── EXCERPTED PASSAGE

Tutorial 3 - AnamCollections - dealing with many similar objects¶

The AnamCollection code is designed to make it easy to deal with situations where you have many of the same type of class and want to perform analysis across them. For instance, in a sliding-window analysis, you may have a class which implements model fitting and metric measurement for a given window. You can then use an AnamCollection to easily collate the results together. You can consider AnamCollection to be a list of objects with additional helper functions to assist with the collation of data and HDF5 serialisation/deserialisation.

In general, you will want to subclass AnamCollection to use it. An example can be found in test_classes3.py:

#!/usr/bin/python3

from anamnesis import AbstractAnam, AnamCollection, register_class

class CollectableSubjectStats(AbstractAnam):

    hdf5_outputs = ['zstats', 'rts']

    hdf5_defaultgroup = 'subjectstats'

    def __init__(self, zstats=None, rts=None):
        """
        zstats must be a numpy array of [width, height] dimensions
        rts must be a numpy array of [ntrials, ] dimensions
        """
        AbstractAnam.__init__(self)

        self.zstats = zstats
        self.rts = rts

register_class(CollectableSubjectStats)

class StatsCollection(AnamCollection):
    anam_combine = ['zstats', 'rts']

register_class(StatsCollection)

In this case, we have two variables, each of which will be a numpy array. The AnamCollection class is specifically designed for use with numpy arrays.

As an example of using this class when writing, you can see test_script3_write.py:

#!/usr/bin/python3

import h5py
import numpy as np

from test_classes3 import CollectableSubjectStats, StatsCollection

# Create a collection to put our data into
collection = StatsCollection()

# Simulate 5 peoples worth of data
for person in range(5):
    # 10x10 zstats - low resolution image!
    zstats = np.random.randn(10, 10)
    # 100 trials - averaging 450ms
    rts = np.random.randn(100) * 450.0

    p = CollectableSubjectStats(zstats, rts)

    collection.append(p)

# Write the data to a file
f = h5py.File('test_script3.hdf5', 'w')
collection.to_hdf5(f.create_group('data'))
f.close()

Note that objects can be appended into the collection object using the normal .append() method and then be written into an HDF5 file as normal.

When using a AnamCollection derived object, the simplest form of use is to treat it as a list which will let you retrieve the objects stored within it. This can be seen in the first few lines of the script below.

────

**DIRECTION A**:
Answer these questions about the AnamCollection tutorial, marking each answer (i), (ii), or (iii) to match:
(i) Which two names are listed in hdf5_outputs for CollectableSubjectStats?
(ii) How many people's worth of data does the writing script simulate?
(iii) What is the name of the HDF5 file that the writing script creates?

── SUPPLIED MATERIAL

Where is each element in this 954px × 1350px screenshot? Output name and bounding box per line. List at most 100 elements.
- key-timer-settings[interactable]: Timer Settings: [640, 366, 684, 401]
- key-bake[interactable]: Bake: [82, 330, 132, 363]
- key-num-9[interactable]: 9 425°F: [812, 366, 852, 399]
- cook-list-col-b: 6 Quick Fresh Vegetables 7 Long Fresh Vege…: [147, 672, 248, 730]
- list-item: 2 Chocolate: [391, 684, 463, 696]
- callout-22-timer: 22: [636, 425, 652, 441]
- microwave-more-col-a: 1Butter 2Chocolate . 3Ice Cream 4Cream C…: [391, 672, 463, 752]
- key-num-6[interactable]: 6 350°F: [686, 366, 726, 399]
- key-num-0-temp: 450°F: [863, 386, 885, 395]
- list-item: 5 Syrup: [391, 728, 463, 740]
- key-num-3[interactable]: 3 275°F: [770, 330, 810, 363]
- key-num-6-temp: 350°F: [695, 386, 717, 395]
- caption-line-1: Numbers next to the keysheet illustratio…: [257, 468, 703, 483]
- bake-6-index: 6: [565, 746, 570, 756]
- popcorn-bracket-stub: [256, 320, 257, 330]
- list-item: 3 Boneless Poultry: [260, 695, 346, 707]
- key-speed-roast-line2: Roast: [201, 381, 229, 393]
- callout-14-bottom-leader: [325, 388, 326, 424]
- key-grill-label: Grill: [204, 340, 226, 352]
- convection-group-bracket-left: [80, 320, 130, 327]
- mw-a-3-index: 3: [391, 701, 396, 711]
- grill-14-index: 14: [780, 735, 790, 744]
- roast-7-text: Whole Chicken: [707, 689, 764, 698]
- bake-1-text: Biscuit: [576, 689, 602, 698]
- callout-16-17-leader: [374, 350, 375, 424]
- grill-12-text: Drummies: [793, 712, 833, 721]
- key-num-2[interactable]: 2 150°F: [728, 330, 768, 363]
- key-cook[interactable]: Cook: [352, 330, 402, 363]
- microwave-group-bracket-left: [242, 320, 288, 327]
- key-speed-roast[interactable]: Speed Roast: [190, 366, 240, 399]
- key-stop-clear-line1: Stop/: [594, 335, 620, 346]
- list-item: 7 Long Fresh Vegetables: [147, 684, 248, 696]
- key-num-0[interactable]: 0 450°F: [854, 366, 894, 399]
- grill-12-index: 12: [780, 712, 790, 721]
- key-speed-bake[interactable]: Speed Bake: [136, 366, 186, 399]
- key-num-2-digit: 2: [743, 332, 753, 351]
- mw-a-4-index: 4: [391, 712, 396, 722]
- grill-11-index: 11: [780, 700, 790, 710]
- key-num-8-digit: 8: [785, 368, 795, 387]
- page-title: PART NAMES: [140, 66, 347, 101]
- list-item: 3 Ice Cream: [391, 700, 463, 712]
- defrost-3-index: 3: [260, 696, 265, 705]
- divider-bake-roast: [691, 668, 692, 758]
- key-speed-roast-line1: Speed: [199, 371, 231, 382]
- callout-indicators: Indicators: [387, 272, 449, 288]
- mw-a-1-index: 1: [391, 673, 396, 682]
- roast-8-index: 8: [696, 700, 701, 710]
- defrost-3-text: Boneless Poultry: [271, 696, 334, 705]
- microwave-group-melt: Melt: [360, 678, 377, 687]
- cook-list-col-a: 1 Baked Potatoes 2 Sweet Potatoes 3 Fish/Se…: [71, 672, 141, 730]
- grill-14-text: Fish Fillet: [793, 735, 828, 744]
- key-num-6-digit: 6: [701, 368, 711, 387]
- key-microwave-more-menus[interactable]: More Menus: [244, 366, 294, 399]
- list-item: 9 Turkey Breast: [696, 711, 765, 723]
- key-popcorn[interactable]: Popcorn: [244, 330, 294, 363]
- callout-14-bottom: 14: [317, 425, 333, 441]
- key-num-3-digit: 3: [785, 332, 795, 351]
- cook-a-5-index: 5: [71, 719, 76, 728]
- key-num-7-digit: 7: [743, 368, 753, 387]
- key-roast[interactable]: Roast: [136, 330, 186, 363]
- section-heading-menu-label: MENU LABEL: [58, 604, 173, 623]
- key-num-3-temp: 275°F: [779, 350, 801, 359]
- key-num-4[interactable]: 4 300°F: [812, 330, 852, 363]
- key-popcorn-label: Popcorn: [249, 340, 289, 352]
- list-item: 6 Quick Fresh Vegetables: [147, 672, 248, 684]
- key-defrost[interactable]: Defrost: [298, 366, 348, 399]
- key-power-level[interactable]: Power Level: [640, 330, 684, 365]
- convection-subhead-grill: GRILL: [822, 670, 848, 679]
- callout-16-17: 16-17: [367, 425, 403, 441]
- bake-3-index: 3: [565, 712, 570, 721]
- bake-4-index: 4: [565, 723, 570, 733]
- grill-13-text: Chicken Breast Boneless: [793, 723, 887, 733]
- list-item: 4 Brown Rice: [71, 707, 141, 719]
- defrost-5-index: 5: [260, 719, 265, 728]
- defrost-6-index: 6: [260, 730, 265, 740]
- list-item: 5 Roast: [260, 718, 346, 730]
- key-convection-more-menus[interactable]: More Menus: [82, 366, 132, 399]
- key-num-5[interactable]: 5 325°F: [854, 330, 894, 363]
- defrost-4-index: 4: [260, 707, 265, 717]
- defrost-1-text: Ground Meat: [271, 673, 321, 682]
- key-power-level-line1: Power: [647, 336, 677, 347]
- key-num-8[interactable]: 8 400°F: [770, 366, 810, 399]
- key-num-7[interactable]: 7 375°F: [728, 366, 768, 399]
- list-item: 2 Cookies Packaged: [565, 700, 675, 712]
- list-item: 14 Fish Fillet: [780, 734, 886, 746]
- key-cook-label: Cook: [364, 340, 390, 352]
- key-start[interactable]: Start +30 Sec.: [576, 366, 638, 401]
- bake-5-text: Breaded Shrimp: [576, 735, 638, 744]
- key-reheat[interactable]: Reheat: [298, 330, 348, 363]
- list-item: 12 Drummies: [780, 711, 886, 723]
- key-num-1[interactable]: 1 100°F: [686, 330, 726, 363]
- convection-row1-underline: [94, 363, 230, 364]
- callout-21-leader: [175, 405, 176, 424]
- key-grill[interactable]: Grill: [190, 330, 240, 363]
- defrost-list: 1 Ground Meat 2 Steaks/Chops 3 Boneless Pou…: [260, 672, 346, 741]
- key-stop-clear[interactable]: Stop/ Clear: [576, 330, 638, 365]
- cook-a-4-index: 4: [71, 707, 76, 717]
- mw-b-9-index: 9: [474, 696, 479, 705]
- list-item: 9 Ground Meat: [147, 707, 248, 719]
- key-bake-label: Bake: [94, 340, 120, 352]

────

**DIRECTION B**: From the entries, pull out every line that contains the string "Fillet", matching case exactly.

**SOLUTION A**:
(i) 'zstats' and 'rts'
(ii) 5
(iii) test_script3.hdf5

**SOLUTION B**:
- grill-14-text: Fish Fillet: [793, 735, 828, 744]
- list-item: 14 Fish Fillet: [780, 734, 886, 746]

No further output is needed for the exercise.